>>>>

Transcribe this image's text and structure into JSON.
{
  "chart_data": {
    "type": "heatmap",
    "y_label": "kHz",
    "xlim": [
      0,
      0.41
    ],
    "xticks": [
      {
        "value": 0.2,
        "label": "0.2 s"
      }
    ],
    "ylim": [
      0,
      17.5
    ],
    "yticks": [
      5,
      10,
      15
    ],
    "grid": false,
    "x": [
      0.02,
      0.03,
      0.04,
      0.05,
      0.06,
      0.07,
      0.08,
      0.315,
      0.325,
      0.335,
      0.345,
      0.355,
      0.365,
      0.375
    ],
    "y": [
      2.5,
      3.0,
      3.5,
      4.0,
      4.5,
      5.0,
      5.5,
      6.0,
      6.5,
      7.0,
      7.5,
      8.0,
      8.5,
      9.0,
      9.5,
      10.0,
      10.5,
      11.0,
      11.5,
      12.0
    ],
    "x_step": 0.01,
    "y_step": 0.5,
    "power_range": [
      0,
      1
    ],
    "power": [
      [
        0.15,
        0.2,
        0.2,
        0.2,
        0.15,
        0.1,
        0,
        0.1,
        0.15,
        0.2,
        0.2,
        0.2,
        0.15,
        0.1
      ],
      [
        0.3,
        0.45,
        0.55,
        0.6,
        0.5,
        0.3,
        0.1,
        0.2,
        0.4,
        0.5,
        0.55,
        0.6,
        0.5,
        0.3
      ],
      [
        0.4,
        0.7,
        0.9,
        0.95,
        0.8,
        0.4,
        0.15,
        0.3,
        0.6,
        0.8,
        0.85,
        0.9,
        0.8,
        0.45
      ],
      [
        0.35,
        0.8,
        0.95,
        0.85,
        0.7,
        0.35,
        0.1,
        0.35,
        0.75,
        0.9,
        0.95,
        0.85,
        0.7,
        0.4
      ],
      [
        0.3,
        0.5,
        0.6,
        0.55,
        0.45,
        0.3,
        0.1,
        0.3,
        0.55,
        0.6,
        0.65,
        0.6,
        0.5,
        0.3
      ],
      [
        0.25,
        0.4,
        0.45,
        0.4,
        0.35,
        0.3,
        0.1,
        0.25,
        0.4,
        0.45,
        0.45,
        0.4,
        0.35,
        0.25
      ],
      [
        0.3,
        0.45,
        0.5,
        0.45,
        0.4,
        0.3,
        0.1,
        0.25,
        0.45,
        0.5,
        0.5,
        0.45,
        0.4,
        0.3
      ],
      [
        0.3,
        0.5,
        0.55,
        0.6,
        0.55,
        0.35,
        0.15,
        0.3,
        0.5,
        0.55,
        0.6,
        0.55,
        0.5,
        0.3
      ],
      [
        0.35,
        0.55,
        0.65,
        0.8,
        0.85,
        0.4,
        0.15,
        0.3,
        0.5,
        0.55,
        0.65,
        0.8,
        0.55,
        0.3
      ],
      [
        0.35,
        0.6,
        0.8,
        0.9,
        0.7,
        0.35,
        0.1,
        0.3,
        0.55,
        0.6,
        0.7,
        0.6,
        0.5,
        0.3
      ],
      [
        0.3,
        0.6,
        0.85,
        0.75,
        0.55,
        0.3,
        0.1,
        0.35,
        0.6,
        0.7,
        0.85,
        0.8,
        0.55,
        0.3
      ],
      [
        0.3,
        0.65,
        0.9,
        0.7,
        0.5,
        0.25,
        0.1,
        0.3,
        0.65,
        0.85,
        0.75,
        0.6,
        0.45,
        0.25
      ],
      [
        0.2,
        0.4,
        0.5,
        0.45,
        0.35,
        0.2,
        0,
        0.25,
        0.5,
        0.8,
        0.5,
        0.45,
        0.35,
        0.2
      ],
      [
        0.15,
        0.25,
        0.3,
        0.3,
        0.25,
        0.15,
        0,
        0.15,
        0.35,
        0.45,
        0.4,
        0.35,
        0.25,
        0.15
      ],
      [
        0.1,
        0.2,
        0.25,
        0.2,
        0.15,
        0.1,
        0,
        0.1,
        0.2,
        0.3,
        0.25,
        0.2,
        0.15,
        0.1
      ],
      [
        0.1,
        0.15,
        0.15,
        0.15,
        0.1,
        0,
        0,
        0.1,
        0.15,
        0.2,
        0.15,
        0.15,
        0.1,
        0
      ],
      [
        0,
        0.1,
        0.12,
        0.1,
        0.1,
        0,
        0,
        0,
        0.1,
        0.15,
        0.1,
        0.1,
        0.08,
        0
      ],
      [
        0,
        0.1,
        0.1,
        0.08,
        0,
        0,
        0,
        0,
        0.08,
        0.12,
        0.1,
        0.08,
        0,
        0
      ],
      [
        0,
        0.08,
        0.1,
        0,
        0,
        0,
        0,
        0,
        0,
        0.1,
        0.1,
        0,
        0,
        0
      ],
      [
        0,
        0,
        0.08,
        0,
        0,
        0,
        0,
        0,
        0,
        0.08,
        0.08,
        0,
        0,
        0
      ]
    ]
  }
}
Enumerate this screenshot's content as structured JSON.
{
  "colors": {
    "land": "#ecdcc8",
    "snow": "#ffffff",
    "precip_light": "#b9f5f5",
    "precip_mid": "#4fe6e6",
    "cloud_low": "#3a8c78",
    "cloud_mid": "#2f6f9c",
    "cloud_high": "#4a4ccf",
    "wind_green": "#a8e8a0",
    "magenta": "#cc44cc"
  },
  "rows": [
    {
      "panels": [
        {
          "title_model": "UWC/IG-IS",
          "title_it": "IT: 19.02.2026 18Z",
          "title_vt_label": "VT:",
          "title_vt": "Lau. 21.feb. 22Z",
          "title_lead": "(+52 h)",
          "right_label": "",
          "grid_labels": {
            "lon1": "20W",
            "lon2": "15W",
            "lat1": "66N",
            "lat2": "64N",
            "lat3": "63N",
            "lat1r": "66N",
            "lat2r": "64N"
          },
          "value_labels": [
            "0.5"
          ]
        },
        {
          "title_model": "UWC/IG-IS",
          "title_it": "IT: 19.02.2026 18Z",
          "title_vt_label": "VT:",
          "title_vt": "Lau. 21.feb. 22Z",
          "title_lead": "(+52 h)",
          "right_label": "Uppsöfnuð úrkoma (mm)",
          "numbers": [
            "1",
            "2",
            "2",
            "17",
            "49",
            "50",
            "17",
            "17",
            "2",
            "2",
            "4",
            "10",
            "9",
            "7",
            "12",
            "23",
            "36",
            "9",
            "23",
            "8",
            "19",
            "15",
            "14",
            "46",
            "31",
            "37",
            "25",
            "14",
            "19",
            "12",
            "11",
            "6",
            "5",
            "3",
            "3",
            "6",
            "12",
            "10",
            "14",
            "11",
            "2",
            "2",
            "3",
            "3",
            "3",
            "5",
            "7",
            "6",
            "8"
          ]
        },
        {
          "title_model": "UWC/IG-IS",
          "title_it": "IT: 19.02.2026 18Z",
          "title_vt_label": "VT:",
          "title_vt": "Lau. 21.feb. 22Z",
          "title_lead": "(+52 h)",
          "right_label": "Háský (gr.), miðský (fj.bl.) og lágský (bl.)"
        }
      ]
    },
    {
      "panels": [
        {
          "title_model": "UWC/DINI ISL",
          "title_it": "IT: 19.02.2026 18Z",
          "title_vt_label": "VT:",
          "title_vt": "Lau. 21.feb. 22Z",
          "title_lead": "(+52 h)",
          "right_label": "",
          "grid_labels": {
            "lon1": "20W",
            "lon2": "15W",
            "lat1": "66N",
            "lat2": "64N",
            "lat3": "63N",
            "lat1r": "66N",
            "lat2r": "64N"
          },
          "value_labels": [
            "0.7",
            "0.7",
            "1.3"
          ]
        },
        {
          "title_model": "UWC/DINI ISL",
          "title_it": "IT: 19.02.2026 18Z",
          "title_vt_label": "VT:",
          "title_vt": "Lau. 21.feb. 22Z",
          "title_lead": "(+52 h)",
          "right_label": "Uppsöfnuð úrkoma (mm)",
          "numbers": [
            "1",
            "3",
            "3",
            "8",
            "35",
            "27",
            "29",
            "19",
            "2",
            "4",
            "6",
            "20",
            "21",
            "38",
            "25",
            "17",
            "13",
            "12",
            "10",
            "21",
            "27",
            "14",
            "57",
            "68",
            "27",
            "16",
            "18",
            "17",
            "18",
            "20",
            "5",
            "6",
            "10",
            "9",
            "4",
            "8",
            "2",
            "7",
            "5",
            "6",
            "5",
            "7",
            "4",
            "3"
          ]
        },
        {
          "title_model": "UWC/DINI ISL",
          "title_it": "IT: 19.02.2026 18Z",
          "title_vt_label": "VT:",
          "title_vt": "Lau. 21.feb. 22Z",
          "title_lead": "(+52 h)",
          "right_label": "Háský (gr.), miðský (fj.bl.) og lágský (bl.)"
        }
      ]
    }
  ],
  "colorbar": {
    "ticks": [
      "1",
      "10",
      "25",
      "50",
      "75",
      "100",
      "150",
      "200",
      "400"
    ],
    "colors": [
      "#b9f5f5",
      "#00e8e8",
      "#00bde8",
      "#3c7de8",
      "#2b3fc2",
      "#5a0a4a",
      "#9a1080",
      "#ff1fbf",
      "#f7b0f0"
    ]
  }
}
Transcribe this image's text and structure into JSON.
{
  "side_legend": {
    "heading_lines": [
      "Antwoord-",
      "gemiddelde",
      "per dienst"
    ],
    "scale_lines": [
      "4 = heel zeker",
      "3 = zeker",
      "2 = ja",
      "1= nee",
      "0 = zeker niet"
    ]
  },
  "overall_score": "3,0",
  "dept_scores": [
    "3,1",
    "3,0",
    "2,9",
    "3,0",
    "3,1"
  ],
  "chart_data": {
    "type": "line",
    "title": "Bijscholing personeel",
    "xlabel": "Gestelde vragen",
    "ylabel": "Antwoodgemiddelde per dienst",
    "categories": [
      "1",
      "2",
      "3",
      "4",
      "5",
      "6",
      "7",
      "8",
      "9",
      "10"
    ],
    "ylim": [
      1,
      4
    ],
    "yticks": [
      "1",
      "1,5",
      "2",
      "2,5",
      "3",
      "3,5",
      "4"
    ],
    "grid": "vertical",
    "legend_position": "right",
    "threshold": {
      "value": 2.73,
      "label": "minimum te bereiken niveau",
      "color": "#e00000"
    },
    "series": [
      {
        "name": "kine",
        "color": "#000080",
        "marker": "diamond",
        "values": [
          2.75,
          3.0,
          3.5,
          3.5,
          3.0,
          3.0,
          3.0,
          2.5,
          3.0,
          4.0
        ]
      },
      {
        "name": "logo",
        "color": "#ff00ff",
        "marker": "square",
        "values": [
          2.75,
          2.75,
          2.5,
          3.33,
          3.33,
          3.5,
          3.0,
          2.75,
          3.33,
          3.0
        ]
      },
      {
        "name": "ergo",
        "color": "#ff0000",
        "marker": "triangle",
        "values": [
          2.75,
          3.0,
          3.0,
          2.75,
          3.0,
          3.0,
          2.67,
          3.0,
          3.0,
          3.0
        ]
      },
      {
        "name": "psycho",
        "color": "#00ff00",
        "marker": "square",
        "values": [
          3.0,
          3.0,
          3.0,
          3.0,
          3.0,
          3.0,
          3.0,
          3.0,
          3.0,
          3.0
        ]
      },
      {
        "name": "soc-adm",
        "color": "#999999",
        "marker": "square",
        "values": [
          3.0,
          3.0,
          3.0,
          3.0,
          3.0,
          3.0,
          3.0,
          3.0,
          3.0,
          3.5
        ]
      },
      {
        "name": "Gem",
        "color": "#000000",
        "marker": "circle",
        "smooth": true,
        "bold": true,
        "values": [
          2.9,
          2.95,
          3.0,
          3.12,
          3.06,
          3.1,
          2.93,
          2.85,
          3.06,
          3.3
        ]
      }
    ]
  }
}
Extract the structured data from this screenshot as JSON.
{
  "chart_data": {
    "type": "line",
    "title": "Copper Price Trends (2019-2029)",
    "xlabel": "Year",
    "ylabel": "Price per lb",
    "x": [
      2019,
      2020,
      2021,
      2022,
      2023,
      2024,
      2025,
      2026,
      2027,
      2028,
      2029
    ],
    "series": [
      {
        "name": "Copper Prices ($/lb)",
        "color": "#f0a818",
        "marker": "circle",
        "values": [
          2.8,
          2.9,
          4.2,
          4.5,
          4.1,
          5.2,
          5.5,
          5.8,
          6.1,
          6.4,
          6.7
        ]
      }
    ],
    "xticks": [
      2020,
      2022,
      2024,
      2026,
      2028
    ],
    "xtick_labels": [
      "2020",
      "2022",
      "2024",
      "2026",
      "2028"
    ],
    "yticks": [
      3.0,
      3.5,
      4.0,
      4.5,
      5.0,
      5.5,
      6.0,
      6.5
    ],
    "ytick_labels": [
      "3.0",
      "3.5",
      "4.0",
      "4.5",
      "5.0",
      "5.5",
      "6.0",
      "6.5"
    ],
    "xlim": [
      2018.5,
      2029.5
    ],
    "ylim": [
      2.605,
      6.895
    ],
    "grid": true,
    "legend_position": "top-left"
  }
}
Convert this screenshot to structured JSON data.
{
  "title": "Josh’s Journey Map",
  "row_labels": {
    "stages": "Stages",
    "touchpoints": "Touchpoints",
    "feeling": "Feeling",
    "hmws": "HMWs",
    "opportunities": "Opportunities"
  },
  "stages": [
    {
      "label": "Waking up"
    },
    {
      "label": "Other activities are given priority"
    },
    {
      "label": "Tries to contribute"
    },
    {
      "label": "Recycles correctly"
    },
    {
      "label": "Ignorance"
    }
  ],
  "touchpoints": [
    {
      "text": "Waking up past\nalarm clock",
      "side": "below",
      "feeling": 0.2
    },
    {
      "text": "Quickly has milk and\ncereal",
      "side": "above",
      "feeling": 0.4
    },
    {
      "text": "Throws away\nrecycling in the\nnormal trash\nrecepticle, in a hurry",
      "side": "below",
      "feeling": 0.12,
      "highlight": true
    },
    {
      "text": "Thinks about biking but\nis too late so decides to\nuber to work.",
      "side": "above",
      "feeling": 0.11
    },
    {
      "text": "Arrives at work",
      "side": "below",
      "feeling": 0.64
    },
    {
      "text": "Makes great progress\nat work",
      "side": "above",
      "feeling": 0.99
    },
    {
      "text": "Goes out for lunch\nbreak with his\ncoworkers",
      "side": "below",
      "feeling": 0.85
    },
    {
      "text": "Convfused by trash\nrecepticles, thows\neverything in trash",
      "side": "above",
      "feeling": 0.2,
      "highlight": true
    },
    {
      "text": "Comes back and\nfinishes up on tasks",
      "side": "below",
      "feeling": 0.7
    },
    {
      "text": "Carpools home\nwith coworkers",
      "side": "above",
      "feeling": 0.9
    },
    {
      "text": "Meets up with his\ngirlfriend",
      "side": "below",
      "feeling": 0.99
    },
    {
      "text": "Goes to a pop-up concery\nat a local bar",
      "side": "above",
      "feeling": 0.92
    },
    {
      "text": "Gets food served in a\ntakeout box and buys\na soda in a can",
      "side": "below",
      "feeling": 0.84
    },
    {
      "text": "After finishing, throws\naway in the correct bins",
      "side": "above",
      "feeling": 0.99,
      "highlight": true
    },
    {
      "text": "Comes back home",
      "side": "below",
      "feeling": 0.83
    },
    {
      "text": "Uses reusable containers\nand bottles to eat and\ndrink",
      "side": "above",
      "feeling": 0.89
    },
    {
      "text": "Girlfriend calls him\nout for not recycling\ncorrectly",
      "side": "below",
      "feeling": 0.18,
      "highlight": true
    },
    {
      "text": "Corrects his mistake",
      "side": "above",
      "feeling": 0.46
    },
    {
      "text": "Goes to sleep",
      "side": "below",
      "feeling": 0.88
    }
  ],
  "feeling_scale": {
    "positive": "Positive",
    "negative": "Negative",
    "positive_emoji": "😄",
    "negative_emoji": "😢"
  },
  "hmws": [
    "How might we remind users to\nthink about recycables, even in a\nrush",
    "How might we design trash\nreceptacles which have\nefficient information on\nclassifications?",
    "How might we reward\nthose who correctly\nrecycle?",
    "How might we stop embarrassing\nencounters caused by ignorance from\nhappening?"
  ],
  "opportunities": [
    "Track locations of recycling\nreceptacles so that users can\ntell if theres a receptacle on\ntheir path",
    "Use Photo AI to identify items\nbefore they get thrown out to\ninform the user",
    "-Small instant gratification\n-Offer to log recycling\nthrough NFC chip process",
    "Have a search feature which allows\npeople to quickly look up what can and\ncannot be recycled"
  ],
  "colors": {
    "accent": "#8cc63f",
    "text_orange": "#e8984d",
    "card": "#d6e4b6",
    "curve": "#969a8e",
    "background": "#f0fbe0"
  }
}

<<<<

#### TASK DIRECTIONS:
Go through the entries above and count the lines containing the word "users"; give only that count.

#### WRITTEN RESPONSE:
2